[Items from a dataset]
-=-=-

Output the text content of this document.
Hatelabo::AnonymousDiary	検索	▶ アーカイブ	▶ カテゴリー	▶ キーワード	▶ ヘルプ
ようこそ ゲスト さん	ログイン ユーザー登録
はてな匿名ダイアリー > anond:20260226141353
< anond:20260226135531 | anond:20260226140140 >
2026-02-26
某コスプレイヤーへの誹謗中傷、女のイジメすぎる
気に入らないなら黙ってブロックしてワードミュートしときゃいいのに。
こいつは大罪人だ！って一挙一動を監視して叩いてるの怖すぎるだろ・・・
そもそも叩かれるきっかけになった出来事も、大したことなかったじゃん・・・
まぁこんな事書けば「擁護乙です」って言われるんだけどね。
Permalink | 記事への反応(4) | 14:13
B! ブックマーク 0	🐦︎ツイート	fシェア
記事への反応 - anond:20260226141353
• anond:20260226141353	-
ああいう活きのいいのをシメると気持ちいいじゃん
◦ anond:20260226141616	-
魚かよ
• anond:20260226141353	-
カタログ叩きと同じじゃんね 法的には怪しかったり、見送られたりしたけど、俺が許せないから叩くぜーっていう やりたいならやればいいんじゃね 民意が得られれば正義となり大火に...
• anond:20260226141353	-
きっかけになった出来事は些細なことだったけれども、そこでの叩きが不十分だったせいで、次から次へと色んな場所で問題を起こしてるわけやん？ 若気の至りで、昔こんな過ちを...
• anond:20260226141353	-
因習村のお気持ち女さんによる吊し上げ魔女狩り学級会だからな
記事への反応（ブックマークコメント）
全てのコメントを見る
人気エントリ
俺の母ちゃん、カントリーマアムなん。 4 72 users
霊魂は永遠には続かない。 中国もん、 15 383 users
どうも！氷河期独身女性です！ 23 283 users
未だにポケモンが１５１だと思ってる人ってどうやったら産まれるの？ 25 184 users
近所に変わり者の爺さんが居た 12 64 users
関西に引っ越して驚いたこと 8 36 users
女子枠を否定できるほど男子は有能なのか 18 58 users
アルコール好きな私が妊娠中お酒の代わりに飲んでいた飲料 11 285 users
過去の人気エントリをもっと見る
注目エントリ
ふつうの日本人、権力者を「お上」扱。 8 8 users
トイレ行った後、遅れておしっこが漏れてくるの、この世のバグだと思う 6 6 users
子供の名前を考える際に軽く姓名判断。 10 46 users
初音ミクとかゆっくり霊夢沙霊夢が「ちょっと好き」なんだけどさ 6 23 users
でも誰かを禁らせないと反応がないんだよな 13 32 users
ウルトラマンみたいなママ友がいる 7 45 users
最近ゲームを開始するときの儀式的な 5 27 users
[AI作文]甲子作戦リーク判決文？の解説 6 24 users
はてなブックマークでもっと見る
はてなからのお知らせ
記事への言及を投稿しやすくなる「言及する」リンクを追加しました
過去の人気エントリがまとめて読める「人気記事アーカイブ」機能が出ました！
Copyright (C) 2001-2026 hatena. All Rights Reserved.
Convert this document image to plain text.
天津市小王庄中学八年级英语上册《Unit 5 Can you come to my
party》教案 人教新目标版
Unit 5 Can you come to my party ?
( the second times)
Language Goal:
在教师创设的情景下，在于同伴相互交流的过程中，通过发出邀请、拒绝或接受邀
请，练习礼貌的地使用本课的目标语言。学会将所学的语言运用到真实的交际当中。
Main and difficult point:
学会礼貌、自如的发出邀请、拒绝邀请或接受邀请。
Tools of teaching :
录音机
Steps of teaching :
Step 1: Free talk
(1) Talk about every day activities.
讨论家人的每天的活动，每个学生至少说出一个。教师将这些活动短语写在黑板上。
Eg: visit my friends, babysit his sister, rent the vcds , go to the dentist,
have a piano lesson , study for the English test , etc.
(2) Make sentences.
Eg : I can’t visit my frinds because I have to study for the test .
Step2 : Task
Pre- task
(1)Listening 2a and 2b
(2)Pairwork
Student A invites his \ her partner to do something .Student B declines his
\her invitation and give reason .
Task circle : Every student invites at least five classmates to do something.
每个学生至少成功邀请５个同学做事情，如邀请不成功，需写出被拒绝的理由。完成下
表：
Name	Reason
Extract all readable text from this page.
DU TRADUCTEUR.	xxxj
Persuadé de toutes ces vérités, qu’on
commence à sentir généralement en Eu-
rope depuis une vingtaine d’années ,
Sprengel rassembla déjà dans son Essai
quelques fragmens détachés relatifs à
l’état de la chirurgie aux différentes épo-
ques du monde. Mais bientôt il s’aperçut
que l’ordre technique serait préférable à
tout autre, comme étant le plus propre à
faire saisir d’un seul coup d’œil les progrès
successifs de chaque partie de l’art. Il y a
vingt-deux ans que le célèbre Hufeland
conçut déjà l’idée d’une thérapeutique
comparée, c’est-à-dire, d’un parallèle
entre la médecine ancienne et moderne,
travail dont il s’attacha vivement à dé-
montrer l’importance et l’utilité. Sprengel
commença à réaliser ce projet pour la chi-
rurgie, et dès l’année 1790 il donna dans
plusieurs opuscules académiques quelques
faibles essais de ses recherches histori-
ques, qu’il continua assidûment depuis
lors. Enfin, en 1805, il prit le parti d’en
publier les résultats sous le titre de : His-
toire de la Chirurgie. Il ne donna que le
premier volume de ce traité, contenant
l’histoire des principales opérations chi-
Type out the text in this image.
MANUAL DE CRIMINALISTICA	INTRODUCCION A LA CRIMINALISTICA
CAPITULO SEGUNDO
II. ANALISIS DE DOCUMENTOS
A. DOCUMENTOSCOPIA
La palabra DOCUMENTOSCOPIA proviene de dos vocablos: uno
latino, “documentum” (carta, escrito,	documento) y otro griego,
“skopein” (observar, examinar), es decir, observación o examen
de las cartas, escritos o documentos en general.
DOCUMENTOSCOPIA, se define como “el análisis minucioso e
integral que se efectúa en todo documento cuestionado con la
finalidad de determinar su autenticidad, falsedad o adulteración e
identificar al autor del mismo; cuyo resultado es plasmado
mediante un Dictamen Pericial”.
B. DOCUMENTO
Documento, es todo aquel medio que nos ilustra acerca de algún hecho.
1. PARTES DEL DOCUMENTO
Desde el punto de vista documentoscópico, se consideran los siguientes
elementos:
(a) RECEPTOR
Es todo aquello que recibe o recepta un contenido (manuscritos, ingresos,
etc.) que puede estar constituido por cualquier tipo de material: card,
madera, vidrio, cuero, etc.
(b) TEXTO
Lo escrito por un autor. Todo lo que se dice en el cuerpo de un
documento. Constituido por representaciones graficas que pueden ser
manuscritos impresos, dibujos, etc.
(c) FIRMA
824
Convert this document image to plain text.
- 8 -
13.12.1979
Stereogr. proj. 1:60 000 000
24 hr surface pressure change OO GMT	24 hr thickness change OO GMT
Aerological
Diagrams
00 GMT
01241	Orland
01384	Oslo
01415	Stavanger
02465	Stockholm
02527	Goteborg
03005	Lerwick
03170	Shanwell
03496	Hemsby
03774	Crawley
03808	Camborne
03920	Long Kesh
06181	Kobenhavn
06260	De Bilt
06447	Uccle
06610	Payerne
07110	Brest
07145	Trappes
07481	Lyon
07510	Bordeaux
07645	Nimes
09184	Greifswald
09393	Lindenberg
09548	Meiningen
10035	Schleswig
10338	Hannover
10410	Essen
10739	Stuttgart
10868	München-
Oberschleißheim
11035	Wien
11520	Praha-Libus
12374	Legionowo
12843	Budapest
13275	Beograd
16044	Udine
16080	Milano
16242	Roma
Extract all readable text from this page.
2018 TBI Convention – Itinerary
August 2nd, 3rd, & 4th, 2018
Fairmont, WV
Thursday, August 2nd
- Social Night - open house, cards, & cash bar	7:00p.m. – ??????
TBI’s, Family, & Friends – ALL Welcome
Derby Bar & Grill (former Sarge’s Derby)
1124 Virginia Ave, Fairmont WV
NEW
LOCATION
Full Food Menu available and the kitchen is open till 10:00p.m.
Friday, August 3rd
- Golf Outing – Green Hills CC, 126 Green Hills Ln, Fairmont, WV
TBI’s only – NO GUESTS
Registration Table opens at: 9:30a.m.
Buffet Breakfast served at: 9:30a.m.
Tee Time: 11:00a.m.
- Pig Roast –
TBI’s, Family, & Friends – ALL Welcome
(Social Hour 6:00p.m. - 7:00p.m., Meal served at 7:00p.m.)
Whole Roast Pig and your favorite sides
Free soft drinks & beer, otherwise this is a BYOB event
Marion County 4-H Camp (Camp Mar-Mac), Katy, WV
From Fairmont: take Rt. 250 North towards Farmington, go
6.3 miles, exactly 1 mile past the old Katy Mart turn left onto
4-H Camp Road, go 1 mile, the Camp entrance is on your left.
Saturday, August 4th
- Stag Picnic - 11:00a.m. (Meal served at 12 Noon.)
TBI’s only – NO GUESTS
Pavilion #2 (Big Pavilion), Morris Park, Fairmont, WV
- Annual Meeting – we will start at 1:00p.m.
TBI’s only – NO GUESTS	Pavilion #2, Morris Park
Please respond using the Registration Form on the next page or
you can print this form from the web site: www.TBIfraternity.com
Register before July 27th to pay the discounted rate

-=-=-

INSTRUCTION: Show every line in the records above that contains the word "Fairmont".

WRITTEN SOLUTION:
Fairmont, WV
1124 Virginia Ave, Fairmont WV
- Golf Outing – Green Hills CC, 126 Green Hills Ln, Fairmont, WV
From Fairmont: take Rt. 250 North towards Farmington, go
Pavilion #2 (Big Pavilion), Morris Park, Fairmont, WV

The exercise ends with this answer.